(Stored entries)
----
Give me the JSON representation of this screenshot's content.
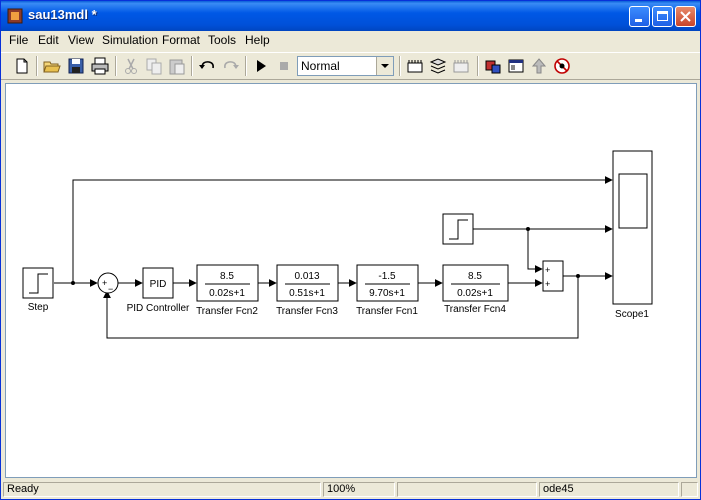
{
  "window": {
    "title": "sau13mdl *"
  },
  "menu": [
    "File",
    "Edit",
    "View",
    "Simulation",
    "Format",
    "Tools",
    "Help"
  ],
  "toolbar": {
    "sim_mode": "Normal"
  },
  "diagram": {
    "step1": "Step",
    "pid_text": "PID",
    "pid_label": "PID Controller",
    "sum_plus": "+",
    "sum_minus": "−",
    "tf2_num": "8.5",
    "tf2_den": "0.02s+1",
    "tf2_label": "Transfer Fcn2",
    "tf3_num": "0.013",
    "tf3_den": "0.51s+1",
    "tf3_label": "Transfer Fcn3",
    "tf1_num": "-1.5",
    "tf1_den": "9.70s+1",
    "tf1_label": "Transfer Fcn1",
    "tf4_num": "8.5",
    "tf4_den": "0.02s+1",
    "tf4_label": "Transfer Fcn4",
    "sum2_p1": "+",
    "sum2_p2": "+",
    "scope_label": "Scope1"
  },
  "status": {
    "left": "Ready",
    "zoom": "100%",
    "solver": "ode45"
  },
  "colors": {
    "titlebar": "#0058e6",
    "chrome": "#ece9d8",
    "canvas": "#ffffff",
    "lines": "#000000"
  }
}
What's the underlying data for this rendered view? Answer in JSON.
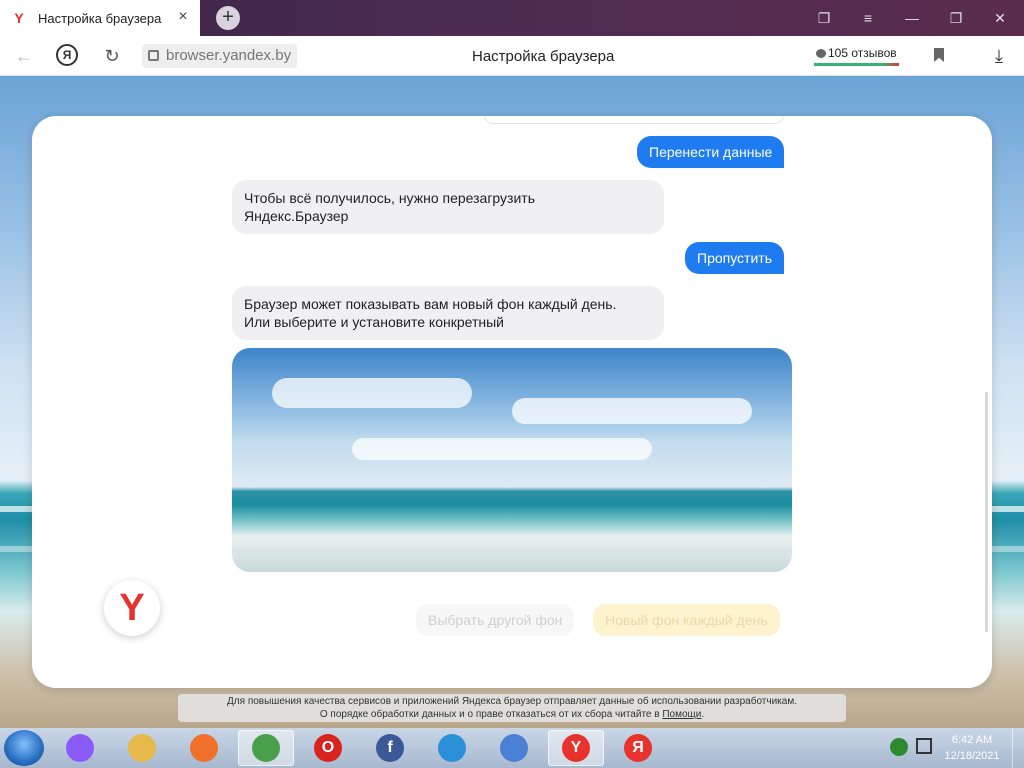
{
  "window": {
    "tab_title": "Настройка браузера",
    "tab_favicon": "Y",
    "tab_close": "×",
    "new_tab": "+",
    "controls": {
      "collections": "❐",
      "menu": "≡",
      "minimize": "—",
      "restore": "❐",
      "close": "✕"
    }
  },
  "addressbar": {
    "back": "←",
    "yandex_button": "Я",
    "reload": "↻",
    "url": "browser.yandex.by",
    "page_title": "Настройка браузера",
    "reviews": "105 отзывов",
    "download": "⤓"
  },
  "chat": {
    "messages": [
      {
        "from": "user",
        "text": "Перенести данные"
      },
      {
        "from": "bot",
        "line1": "Чтобы всё получилось, нужно перезагрузить",
        "line2": "Яндекс.Браузер"
      },
      {
        "from": "user",
        "text": "Пропустить"
      },
      {
        "from": "bot",
        "line1": "Браузер может показывать вам новый фон каждый день.",
        "line2": "Или выберите и установите конкретный"
      }
    ],
    "avatar_letter": "Y",
    "option_secondary": "Выбрать другой фон",
    "option_primary": "Новый фон каждый день"
  },
  "notice": {
    "line1": "Для повышения качества сервисов и приложений Яндекса браузер отправляет данные об использовании разработчикам.",
    "line2": "О порядке обработки данных и о праве отказаться от их сбора читайте в",
    "link": "Помощи",
    "end": "."
  },
  "taskbar": {
    "icons": [
      {
        "name": "alice-icon",
        "color": "#8a5cf6",
        "label": ""
      },
      {
        "name": "file-explorer-icon",
        "color": "#e7b84a",
        "label": ""
      },
      {
        "name": "firefox-icon",
        "color": "#f0722a",
        "label": ""
      },
      {
        "name": "chrome-icon",
        "color": "#4a9f4a",
        "label": ""
      },
      {
        "name": "opera-icon",
        "color": "#d9231f",
        "label": "O"
      },
      {
        "name": "facebook-icon",
        "color": "#3b5998",
        "label": "f"
      },
      {
        "name": "edge-icon",
        "color": "#2a8fd6",
        "label": ""
      },
      {
        "name": "chromium-icon",
        "color": "#4a7fd6",
        "label": ""
      },
      {
        "name": "yandex-browser-icon",
        "color": "#e8322d",
        "label": "Y"
      },
      {
        "name": "yandex-icon",
        "color": "#e8322d",
        "label": "Я"
      }
    ],
    "time": "6:42 AM",
    "date": "12/18/2021"
  }
}
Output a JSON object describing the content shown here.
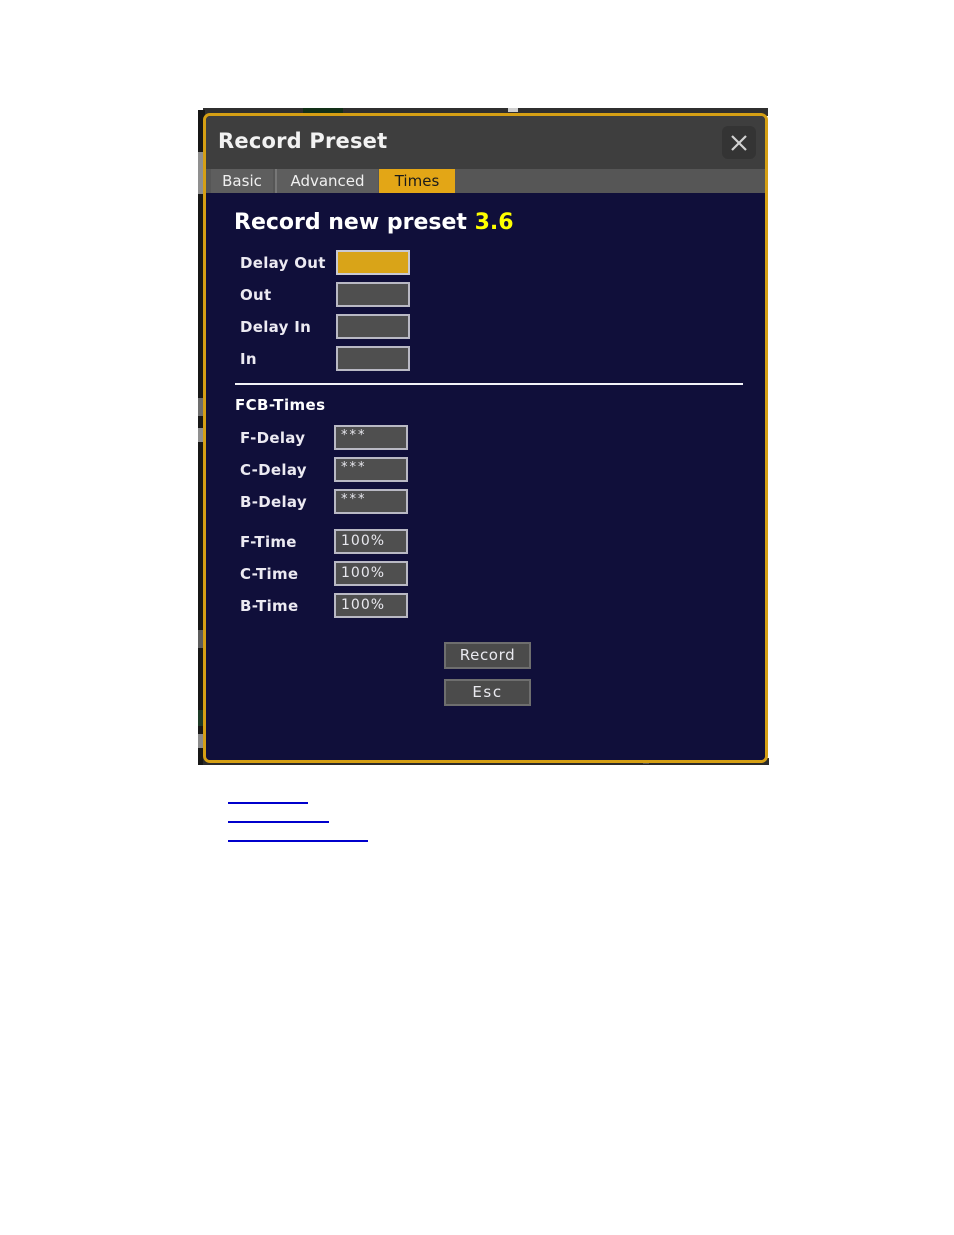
{
  "window": {
    "title": "Record Preset",
    "close_icon": "close-icon",
    "border_color": "#d59f14",
    "titlebar_color": "#3e3e3e",
    "body_color": "#100f3a"
  },
  "tabs": [
    {
      "label": "Basic",
      "active": false
    },
    {
      "label": "Advanced",
      "active": false
    },
    {
      "label": "Times",
      "active": true
    }
  ],
  "content": {
    "heading_text": "Record new preset",
    "heading_version": "3.6",
    "heading_version_color": "#ffff00",
    "accent_color": "#e3a616",
    "focus_color": "#d9a418"
  },
  "timing_fields": [
    {
      "label": "Delay Out",
      "value": "",
      "focused": true
    },
    {
      "label": "Out",
      "value": "",
      "focused": false
    },
    {
      "label": "Delay In",
      "value": "",
      "focused": false
    },
    {
      "label": "In",
      "value": "",
      "focused": false
    }
  ],
  "fcb": {
    "section_title": "FCB-Times",
    "delay_fields": [
      {
        "label": "F-Delay",
        "value": "***"
      },
      {
        "label": "C-Delay",
        "value": "***"
      },
      {
        "label": "B-Delay",
        "value": "***"
      }
    ],
    "time_fields": [
      {
        "label": "F-Time",
        "value": "100%"
      },
      {
        "label": "C-Time",
        "value": "100%"
      },
      {
        "label": "B-Time",
        "value": "100%"
      }
    ]
  },
  "buttons": {
    "record": "Record",
    "esc": "Esc"
  },
  "doc_links": [
    {
      "text": ""
    },
    {
      "text": ""
    },
    {
      "text": ""
    }
  ]
}
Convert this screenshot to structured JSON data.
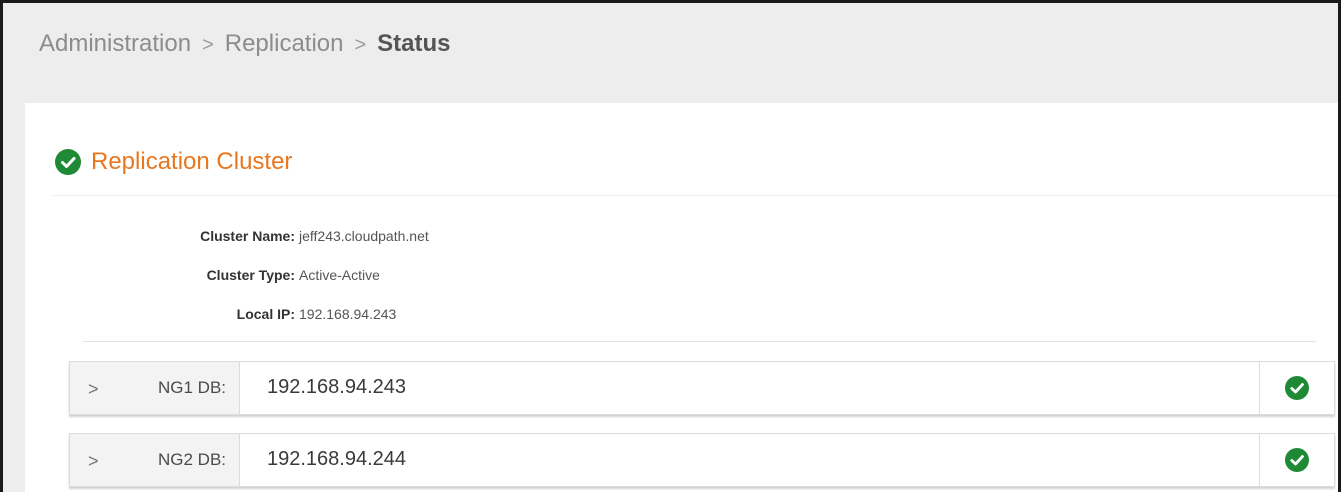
{
  "breadcrumb": {
    "items": [
      "Administration",
      "Replication"
    ],
    "separator": ">",
    "current": "Status"
  },
  "section": {
    "title": "Replication Cluster",
    "status_icon": "check-circle-icon",
    "status_color": "#1f8a35",
    "title_color": "#e8761f"
  },
  "cluster": {
    "name_label": "Cluster Name:",
    "name_value": "jeff243.cloudpath.net",
    "type_label": "Cluster Type:",
    "type_value": "Active-Active",
    "ip_label": "Local IP:",
    "ip_value": "192.168.94.243"
  },
  "databases": [
    {
      "label": "NG1 DB:",
      "ip": "192.168.94.243",
      "status": "ok",
      "expand_icon": ">"
    },
    {
      "label": "NG2 DB:",
      "ip": "192.168.94.244",
      "status": "ok",
      "expand_icon": ">"
    }
  ]
}
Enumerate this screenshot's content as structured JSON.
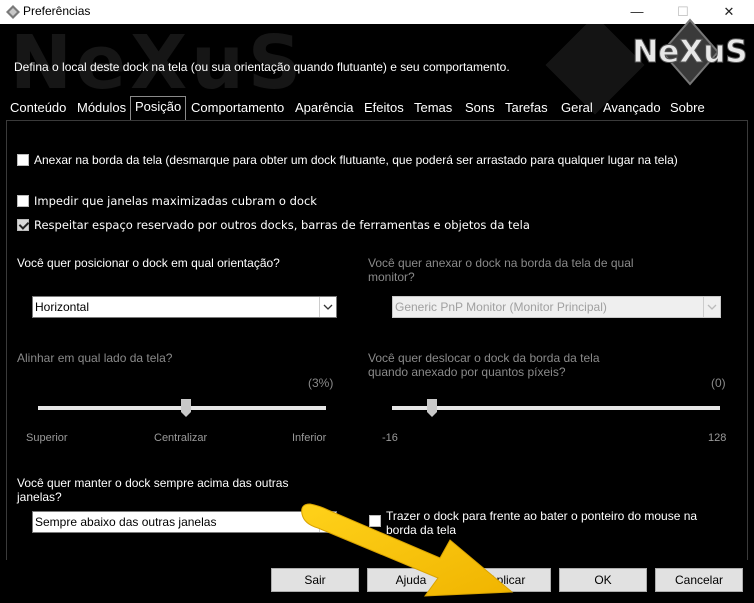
{
  "window": {
    "title": "Preferências",
    "controls": {
      "minimize": "—",
      "maximize": "☐",
      "close": "✕"
    }
  },
  "banner": {
    "description": "Defina o local deste dock na tela (ou sua orientação quando flutuante) e seu comportamento.",
    "watermark": "NeXuS",
    "logo_text": "NeXuS"
  },
  "tabs": [
    {
      "label": "Conteúdo"
    },
    {
      "label": "Módulos"
    },
    {
      "label": "Posição"
    },
    {
      "label": "Comportamento"
    },
    {
      "label": "Aparência"
    },
    {
      "label": "Efeitos"
    },
    {
      "label": "Temas"
    },
    {
      "label": "Sons"
    },
    {
      "label": "Tarefas"
    },
    {
      "label": "Geral"
    },
    {
      "label": "Avançado"
    },
    {
      "label": "Sobre"
    }
  ],
  "active_tab": "Posição",
  "options": {
    "attach_edge": {
      "label": "Anexar na borda da tela (desmarque para obter um dock flutuante, que poderá ser arrastado para qualquer lugar na tela)",
      "checked": false
    },
    "prevent_maximized": {
      "label": "Impedir que janelas maximizadas cubram o dock",
      "checked": false
    },
    "respect_reserved": {
      "label": "Respeitar espaço reservado por outros docks, barras de ferramentas e objetos da tela",
      "checked": true
    }
  },
  "orientation": {
    "question": "Você quer posicionar o dock em qual orientação?",
    "selected": "Horizontal"
  },
  "monitor": {
    "question": "Você quer anexar o dock na borda da tela de qual monitor?",
    "selected": "Generic PnP Monitor (Monitor Principal)",
    "enabled": false
  },
  "align": {
    "question": "Alinhar em qual lado da tela?",
    "value_text": "(3%)",
    "value": 3,
    "min_label": "Superior",
    "mid_label": "Centralizar",
    "max_label": "Inferior",
    "enabled": false
  },
  "offset": {
    "question": "Você quer deslocar o dock da borda da tela quando anexado por quantos píxeis?",
    "value_text": "(0)",
    "value": 0,
    "min": -16,
    "max": 128,
    "min_label": "-16",
    "max_label": "128",
    "enabled": false
  },
  "layer": {
    "question": "Você quer manter o dock sempre acima das outras janelas?",
    "selected": "Sempre abaixo das outras janelas"
  },
  "bring_front": {
    "label": "Trazer o dock para frente ao bater o ponteiro do mouse na borda da tela",
    "checked": false
  },
  "buttons": {
    "exit": "Sair",
    "help": "Ajuda",
    "apply": "Aplicar",
    "ok": "OK",
    "cancel": "Cancelar"
  },
  "colors": {
    "background": "#000000",
    "annotation_arrow": "#f5c400"
  }
}
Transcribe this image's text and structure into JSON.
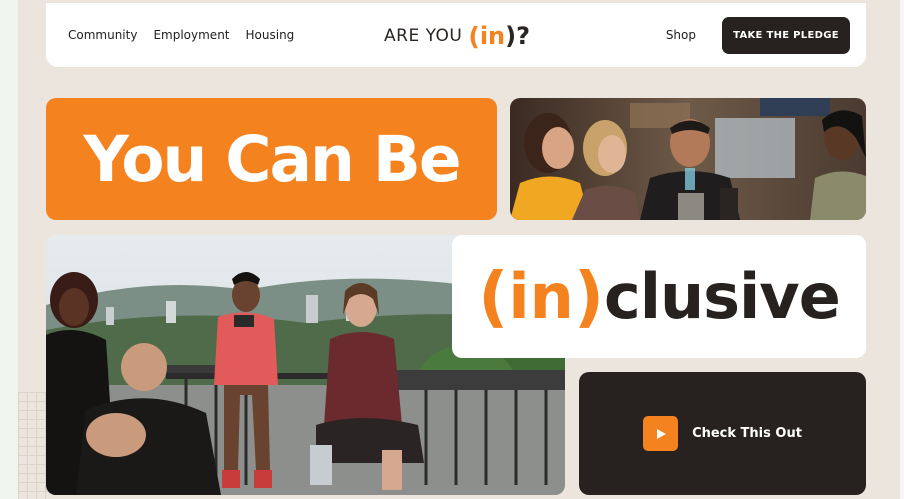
{
  "nav": {
    "links": [
      "Community",
      "Employment",
      "Housing"
    ],
    "logo": {
      "text": "ARE YOU",
      "open_paren": "(",
      "highlight": "in",
      "close": ")?"
    },
    "shop_label": "Shop",
    "pledge_label": "TAKE THE PLEDGE"
  },
  "hero": {
    "headline": "You Can Be",
    "inclusive": {
      "open_paren": "(",
      "highlight": "in",
      "close_paren": ")",
      "rest": "clusive"
    }
  },
  "cta": {
    "label": "Check This Out",
    "icon": "play-icon"
  },
  "colors": {
    "brand_orange": "#f4821f",
    "dark": "#27221f",
    "background": "#ece5de",
    "white": "#ffffff"
  }
}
----
**Given exercise**
Without the pictures, retype exactly the lines from the one that holds "Transcribe this image's" to the last line of the data above, both of them included.

**Result below**
Transcribe this image's text and structure into JSON.
{
  "nav": {
    "links": [
      "Community",
      "Employment",
      "Housing"
    ],
    "logo": {
      "text": "ARE YOU",
      "open_paren": "(",
      "highlight": "in",
      "close": ")?"
    },
    "shop_label": "Shop",
    "pledge_label": "TAKE THE PLEDGE"
  },
  "hero": {
    "headline": "You Can Be",
    "inclusive": {
      "open_paren": "(",
      "highlight": "in",
      "close_paren": ")",
      "rest": "clusive"
    }
  },
  "cta": {
    "label": "Check This Out",
    "icon": "play-icon"
  },
  "colors": {
    "brand_orange": "#f4821f",
    "dark": "#27221f",
    "background": "#ece5de",
    "white": "#ffffff"
  }
}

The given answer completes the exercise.